Each line holding the word "floor" counts once; give the total and nothing more.

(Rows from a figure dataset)
*-*-*
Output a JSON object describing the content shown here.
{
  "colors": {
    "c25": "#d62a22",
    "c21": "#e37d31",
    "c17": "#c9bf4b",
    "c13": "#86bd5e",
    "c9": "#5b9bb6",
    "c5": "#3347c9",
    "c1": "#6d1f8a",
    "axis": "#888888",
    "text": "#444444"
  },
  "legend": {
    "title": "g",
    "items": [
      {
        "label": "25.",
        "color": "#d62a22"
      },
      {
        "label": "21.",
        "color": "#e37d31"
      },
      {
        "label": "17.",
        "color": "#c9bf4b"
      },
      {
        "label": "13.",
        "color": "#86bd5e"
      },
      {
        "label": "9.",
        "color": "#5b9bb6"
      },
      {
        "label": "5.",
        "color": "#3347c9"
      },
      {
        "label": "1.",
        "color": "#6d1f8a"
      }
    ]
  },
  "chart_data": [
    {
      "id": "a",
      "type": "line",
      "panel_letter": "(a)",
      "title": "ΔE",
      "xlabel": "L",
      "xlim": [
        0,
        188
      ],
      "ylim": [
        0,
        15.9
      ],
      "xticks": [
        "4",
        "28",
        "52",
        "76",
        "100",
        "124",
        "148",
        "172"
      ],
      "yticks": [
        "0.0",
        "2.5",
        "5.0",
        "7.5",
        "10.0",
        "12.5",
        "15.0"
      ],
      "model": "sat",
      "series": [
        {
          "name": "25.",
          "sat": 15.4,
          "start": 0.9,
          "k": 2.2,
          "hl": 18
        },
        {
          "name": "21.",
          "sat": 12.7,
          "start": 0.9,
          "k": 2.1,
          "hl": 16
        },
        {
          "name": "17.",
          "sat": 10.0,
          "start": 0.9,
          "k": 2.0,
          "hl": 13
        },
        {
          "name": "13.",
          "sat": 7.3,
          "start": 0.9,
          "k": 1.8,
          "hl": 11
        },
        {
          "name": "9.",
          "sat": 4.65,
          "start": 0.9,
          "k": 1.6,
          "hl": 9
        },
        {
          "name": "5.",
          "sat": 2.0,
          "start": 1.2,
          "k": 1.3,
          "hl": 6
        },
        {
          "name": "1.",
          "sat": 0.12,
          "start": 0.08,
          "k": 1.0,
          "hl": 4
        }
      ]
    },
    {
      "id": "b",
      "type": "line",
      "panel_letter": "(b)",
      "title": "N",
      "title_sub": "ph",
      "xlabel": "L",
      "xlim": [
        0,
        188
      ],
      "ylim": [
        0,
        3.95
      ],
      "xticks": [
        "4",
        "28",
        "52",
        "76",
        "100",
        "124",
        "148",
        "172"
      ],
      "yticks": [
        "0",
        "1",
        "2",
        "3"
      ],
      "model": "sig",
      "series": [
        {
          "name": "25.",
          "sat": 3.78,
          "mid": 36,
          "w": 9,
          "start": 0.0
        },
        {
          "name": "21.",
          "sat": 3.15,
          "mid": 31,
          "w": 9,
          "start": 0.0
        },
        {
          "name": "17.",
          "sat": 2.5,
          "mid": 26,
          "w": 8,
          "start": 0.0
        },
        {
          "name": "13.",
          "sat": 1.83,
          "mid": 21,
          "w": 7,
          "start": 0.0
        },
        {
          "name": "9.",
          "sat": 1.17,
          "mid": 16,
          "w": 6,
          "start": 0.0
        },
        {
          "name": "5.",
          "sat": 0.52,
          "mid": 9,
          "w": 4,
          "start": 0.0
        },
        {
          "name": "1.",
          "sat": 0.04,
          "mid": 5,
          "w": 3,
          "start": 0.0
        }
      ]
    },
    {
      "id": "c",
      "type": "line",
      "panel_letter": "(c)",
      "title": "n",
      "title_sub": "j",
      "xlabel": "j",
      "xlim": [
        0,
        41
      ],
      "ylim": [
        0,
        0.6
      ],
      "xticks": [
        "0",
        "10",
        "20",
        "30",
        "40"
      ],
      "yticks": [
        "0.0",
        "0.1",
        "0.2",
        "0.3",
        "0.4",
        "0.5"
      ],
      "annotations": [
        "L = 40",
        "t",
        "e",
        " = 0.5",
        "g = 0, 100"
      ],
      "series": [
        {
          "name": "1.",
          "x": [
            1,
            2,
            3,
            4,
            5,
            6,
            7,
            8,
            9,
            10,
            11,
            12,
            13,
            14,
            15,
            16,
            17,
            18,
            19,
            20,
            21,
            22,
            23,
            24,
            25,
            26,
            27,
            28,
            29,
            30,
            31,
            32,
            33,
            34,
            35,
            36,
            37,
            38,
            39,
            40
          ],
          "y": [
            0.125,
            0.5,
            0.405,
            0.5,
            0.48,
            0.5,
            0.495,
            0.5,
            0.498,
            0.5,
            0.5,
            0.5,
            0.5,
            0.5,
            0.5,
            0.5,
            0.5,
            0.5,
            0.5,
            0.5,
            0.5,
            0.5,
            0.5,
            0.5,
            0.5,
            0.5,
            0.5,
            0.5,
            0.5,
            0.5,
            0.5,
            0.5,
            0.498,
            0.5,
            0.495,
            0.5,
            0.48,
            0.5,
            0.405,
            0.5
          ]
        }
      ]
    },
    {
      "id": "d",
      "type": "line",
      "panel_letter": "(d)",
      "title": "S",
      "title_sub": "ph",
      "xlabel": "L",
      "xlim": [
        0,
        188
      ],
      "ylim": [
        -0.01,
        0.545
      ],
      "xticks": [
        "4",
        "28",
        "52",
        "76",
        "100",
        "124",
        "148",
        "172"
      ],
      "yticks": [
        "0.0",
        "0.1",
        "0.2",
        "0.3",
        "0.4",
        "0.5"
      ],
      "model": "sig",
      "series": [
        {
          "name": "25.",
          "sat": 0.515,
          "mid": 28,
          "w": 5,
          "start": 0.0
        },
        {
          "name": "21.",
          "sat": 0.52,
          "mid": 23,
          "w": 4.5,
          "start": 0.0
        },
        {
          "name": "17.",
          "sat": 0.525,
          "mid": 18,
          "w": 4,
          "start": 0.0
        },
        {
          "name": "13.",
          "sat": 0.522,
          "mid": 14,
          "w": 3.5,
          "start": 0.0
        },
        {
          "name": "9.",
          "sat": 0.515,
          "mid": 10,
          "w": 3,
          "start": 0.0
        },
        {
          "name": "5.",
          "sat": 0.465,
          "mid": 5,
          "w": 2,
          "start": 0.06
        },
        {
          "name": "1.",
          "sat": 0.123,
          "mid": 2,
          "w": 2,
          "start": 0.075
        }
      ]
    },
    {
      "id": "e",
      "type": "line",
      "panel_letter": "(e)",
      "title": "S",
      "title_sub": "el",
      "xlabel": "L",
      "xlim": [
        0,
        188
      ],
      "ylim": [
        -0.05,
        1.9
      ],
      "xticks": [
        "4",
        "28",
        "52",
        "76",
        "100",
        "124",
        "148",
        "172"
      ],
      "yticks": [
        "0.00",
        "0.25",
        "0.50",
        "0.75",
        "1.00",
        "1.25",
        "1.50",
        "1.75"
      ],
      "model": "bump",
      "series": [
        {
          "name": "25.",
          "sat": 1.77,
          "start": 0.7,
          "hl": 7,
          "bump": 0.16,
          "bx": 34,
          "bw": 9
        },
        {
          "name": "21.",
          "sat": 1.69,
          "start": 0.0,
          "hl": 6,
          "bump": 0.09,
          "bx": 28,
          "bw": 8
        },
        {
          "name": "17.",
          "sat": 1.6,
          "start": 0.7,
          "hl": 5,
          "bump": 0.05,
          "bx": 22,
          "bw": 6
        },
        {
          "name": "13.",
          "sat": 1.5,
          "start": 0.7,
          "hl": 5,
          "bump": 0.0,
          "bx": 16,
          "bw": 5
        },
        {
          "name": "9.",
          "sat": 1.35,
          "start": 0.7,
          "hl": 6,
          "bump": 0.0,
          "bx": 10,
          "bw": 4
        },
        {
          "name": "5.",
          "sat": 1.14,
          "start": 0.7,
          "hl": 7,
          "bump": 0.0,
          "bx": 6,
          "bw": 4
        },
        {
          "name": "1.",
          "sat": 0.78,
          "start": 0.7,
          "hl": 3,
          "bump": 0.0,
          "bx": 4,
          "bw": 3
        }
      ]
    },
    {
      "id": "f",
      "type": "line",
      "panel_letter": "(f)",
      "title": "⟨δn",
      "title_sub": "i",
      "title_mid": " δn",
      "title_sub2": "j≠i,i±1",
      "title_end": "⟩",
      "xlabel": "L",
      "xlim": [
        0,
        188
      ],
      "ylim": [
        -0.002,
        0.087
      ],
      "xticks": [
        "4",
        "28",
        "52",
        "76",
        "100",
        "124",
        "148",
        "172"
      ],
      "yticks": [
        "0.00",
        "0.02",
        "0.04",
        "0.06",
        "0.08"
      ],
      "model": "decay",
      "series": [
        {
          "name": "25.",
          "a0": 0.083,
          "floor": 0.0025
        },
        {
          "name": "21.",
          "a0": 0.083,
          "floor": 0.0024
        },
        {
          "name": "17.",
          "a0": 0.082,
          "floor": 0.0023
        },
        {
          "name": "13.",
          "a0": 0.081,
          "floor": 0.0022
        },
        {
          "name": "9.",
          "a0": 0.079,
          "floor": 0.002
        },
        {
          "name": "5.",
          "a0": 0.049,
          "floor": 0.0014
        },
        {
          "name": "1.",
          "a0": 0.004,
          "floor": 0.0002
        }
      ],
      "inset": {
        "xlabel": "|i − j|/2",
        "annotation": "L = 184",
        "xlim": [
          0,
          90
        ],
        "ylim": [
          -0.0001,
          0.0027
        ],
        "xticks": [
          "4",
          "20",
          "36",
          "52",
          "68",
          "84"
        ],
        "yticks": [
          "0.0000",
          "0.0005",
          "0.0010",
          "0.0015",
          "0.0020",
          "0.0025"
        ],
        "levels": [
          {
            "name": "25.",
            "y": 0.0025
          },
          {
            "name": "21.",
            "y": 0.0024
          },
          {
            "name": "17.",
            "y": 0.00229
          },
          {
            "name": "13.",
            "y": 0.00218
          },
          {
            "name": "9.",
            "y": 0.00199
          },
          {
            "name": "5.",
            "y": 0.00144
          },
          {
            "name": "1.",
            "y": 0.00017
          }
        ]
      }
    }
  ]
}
*-*-*
◆ ANSWER TO THE TASK:
7